**Task to carry out**
Count the lines below that contain "towards". Give only the number.

**Input rows**
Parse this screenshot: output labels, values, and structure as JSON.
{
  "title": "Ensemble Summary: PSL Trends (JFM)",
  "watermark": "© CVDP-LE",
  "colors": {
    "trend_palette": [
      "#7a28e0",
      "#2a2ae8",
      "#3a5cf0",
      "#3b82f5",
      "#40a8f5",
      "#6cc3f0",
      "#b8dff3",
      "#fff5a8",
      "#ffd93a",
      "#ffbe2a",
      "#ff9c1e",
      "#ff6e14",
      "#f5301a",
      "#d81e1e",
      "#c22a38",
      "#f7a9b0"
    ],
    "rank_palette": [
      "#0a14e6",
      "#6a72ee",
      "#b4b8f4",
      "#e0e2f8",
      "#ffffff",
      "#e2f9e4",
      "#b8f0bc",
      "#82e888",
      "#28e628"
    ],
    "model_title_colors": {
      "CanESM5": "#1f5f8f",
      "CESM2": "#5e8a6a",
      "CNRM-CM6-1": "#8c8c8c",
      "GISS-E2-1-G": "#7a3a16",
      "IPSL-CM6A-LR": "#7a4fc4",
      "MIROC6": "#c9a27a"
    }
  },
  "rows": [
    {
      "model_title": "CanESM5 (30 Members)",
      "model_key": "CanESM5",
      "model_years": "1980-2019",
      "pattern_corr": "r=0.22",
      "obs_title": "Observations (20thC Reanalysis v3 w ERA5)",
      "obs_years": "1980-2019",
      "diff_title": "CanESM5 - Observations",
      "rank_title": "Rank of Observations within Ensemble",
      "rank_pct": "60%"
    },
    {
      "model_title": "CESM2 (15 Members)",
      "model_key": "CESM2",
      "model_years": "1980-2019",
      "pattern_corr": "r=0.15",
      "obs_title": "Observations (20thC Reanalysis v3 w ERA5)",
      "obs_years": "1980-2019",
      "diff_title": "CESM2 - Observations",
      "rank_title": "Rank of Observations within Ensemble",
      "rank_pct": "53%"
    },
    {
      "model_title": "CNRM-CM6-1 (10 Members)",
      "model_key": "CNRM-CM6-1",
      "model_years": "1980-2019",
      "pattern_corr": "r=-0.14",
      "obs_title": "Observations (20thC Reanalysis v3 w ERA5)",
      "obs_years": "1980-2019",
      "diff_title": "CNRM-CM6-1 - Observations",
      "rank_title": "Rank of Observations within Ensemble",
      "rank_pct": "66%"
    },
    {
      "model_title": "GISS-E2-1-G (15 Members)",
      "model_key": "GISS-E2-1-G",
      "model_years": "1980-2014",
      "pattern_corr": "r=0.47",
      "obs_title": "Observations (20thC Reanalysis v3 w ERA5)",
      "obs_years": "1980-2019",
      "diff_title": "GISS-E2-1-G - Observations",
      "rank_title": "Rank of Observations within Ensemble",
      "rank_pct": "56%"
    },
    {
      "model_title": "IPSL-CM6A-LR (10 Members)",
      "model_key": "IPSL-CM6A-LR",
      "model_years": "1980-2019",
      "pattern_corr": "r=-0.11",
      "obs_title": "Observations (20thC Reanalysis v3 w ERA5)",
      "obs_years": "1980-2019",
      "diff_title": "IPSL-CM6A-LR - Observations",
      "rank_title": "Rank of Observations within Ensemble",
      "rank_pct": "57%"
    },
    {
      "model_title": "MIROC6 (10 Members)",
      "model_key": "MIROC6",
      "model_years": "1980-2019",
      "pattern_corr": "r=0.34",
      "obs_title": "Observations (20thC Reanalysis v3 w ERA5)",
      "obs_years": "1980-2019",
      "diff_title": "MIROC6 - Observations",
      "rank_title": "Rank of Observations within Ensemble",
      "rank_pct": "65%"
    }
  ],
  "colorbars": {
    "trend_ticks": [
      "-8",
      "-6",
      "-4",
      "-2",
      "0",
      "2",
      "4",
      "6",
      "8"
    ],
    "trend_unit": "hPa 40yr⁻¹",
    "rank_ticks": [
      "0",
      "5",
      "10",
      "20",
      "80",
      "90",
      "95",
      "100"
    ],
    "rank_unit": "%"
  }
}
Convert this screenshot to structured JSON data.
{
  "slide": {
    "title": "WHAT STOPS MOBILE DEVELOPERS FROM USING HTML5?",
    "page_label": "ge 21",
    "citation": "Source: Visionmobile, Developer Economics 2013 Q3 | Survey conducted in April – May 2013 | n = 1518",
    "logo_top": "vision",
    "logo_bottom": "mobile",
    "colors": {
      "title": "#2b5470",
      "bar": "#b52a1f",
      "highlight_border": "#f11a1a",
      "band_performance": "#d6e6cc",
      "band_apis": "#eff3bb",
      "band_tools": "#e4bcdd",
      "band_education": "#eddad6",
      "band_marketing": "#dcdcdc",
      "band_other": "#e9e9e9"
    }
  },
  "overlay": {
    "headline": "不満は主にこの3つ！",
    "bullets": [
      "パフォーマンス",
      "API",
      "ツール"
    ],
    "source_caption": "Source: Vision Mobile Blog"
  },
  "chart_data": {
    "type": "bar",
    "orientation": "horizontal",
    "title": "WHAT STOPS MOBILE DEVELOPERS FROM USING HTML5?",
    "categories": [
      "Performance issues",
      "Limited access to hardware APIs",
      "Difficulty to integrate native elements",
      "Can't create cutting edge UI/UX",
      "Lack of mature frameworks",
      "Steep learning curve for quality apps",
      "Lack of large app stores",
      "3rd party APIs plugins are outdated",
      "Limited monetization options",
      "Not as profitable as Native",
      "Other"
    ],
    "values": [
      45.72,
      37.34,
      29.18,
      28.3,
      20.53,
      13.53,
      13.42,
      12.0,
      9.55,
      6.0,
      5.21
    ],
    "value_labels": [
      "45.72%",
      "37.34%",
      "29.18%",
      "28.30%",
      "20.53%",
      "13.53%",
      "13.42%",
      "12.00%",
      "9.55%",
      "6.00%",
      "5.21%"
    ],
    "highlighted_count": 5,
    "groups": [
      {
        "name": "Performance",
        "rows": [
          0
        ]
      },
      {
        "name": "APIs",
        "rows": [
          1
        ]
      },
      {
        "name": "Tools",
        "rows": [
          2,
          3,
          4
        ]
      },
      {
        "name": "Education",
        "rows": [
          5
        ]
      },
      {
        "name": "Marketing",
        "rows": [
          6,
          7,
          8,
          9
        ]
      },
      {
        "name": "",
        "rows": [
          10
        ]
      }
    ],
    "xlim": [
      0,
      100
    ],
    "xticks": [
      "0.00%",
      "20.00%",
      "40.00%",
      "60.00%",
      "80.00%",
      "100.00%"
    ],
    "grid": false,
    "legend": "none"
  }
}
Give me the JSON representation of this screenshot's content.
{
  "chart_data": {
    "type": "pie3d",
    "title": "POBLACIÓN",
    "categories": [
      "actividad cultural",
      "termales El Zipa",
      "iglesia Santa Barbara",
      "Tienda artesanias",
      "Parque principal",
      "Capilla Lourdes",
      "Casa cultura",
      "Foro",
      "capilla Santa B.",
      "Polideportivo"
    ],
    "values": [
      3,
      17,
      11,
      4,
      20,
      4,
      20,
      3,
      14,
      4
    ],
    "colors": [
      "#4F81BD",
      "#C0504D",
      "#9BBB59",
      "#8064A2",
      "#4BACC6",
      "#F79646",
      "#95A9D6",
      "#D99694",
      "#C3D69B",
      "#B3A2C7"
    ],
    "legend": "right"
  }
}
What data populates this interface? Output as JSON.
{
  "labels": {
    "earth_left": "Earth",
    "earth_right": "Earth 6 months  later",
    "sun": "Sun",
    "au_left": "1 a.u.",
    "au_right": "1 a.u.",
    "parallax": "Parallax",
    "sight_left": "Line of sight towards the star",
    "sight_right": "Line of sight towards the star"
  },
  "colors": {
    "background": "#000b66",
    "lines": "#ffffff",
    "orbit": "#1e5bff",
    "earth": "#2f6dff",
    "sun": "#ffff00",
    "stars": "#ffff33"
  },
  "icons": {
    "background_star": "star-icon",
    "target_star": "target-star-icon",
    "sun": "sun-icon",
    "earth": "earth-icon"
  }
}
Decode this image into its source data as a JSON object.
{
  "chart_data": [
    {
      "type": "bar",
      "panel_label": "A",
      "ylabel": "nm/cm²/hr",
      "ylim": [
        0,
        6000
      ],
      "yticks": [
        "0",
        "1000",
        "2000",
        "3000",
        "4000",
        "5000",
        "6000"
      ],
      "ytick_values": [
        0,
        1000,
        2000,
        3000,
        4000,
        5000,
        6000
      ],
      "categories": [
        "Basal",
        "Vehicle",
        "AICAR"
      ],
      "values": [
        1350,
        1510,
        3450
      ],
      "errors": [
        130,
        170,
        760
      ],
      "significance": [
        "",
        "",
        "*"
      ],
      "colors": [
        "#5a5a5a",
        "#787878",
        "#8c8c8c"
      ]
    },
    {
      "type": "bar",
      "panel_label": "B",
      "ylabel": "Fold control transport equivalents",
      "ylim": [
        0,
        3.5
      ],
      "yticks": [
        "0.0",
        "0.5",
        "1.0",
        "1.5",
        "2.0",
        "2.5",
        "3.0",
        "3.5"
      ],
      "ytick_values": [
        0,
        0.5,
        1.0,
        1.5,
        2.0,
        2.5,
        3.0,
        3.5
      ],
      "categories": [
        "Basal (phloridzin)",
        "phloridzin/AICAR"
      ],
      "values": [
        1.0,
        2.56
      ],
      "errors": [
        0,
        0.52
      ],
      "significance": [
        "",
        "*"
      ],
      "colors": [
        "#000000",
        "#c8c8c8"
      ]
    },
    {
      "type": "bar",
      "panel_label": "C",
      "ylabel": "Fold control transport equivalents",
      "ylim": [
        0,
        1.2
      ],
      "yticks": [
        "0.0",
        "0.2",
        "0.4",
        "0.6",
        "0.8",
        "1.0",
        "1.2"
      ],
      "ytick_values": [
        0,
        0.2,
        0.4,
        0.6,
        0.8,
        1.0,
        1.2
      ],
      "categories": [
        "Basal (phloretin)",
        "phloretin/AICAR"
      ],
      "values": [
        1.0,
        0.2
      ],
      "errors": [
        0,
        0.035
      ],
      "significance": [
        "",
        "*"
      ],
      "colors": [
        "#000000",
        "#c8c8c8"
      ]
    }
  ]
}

**Reply to the task**
2